**Prompt**
Select the lines below containing the word "land".

**Rows**
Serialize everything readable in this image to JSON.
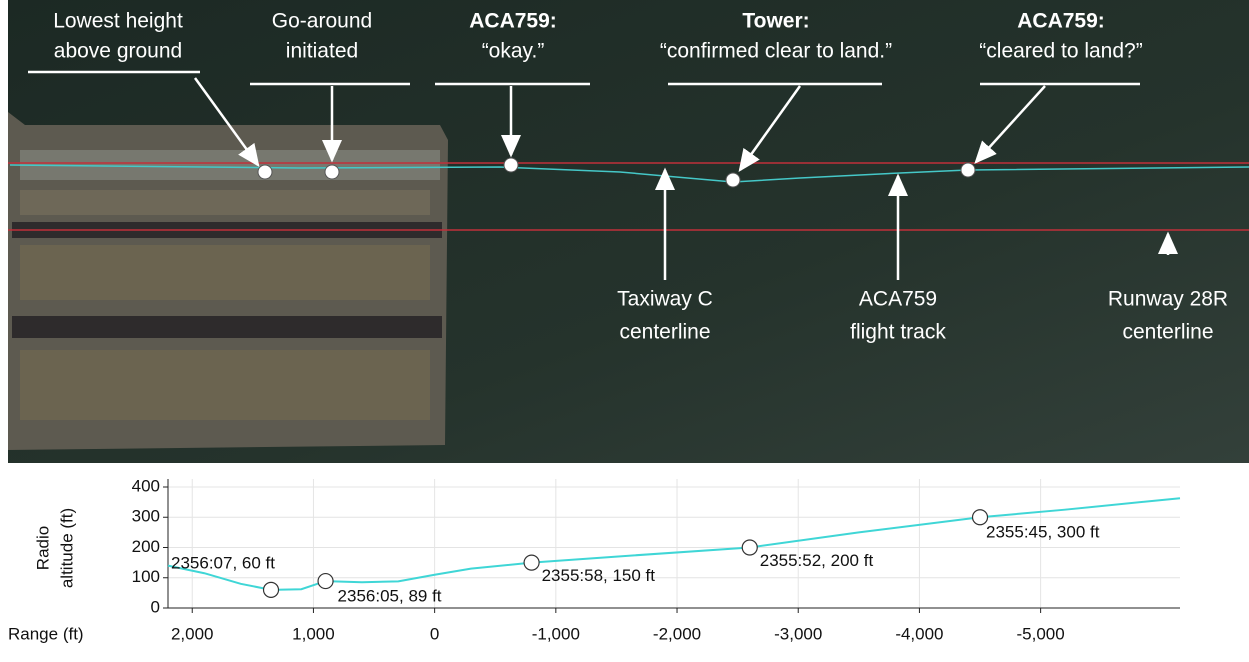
{
  "image": {
    "annotations": [
      {
        "lines": [
          "Lowest height",
          "above ground"
        ]
      },
      {
        "lines": [
          "Go-around",
          "initiated"
        ]
      },
      {
        "speaker": "ACA759:",
        "lines": [
          "“okay.”"
        ]
      },
      {
        "speaker": "Tower:",
        "lines": [
          "“confirmed clear to land.”"
        ]
      },
      {
        "speaker": "ACA759:",
        "lines": [
          "“cleared to land?”"
        ]
      }
    ],
    "labels": [
      {
        "lines": [
          "Taxiway C",
          "centerline"
        ]
      },
      {
        "lines": [
          "ACA759",
          "flight track"
        ]
      },
      {
        "lines": [
          "Runway 28R",
          "centerline"
        ]
      }
    ]
  },
  "chart_data": {
    "type": "line",
    "y_label": [
      "Radio",
      "altitude (ft)"
    ],
    "x_label": "Range (ft)",
    "xlim": [
      2200,
      -6150
    ],
    "xticks": [
      {
        "value": 2000,
        "label": "2,000"
      },
      {
        "value": 1000,
        "label": "1,000"
      },
      0,
      {
        "value": -1000,
        "label": "-1,000"
      },
      {
        "value": -2000,
        "label": "-2,000"
      },
      {
        "value": -3000,
        "label": "-3,000"
      },
      {
        "value": -4000,
        "label": "-4,000"
      },
      {
        "value": -5000,
        "label": "-5,000"
      }
    ],
    "ylim": [
      0,
      400
    ],
    "yticks": [
      0,
      100,
      200,
      300,
      400
    ],
    "grid": true,
    "x": [
      2200,
      1900,
      1600,
      1350,
      1100,
      900,
      600,
      300,
      0,
      -300,
      -800,
      -1500,
      -2600,
      -3500,
      -4500,
      -5200,
      -6150
    ],
    "values": [
      140,
      115,
      80,
      60,
      62,
      89,
      85,
      88,
      110,
      130,
      150,
      170,
      200,
      250,
      300,
      325,
      363
    ],
    "color": "#3fd6d6",
    "points": {
      "x": [
        1350,
        900,
        -800,
        -2600,
        -4500
      ],
      "values": [
        60,
        89,
        150,
        200,
        300
      ],
      "value_labels": [
        "2356:07, 60 ft",
        "2356:05, 89 ft",
        "2355:58, 150 ft",
        "2355:52, 200 ft",
        "2355:45, 300 ft"
      ]
    }
  }
}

**Task result**
          "“confirmed clear to land.”"
          "“cleared to land?”"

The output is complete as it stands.